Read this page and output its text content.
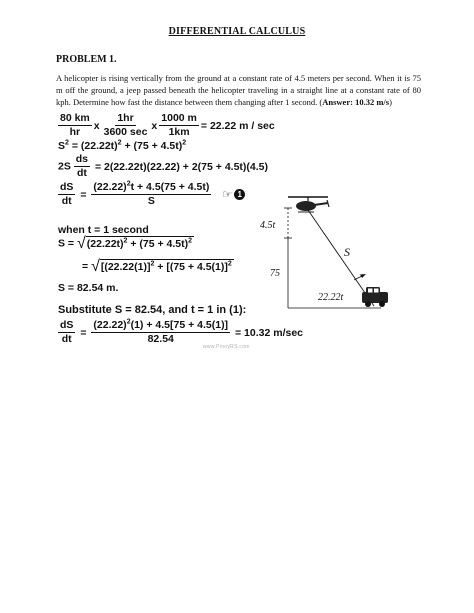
DIFFERENTIAL CALCULUS
PROBLEM 1.
A helicopter is rising vertically from the ground at a constant rate of 4.5 meters per second. When it is 75 m off the ground, a jeep passed beneath the helicopter traveling in a straight line at a constant rate of 80 kph. Determine how fast the distance between them changing after 1 second. (Answer: 10.32 m/s)
$\frac{80 km}{hr}$ x $\frac{1hr}{3600 \sec}$ x $\frac{1000 m}{1km} = 22.22$ m / sec
$S^2 = (22.22t)^2 + (75 + 4.5t)^2$
$2S \frac{ds}{dt} = 2(22.22t)(22.22) + 2(75 + 4.5t)(4.5)$
$\frac{dS}{dt} = \frac{(22.22)^2t + 4.5(75 + 4.5t)}{S}$ ☞ 1
when t = 1 second
S = √ $(22.22t)^2 + (75 + 4.5t)^2$
= √ [$(22.22(1)]^2 + [(75 + 4.5(1)]^2$
S = 82.54 m.
Substitute S = 82.54, and t = 1 in (1):
$\frac{dS}{dt} = \frac{(22.22)^2(1) + 4.5[75 + 4.5(1)]}{82.54} = 10.32$ m/sec
www.PinoyRS.com
4.5t
75
S
22.22t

# [Exercise instructions]
Copy all lines from the listing that contain "frac".

# [Exercise answer]
$\frac{80 km}{hr}$ x $\frac{1hr}{3600 \sec}$ x $\frac{1000 m}{1km} = 22.22$ m / sec
$2S \frac{ds}{dt} = 2(22.22t)(22.22) + 2(75 + 4.5t)(4.5)$
$\frac{dS}{dt} = \frac{(22.22)^2t + 4.5(75 + 4.5t)}{S}$ ☞ 1
$\frac{dS}{dt} = \frac{(22.22)^2(1) + 4.5[75 + 4.5(1)]}{82.54} = 10.32$ m/sec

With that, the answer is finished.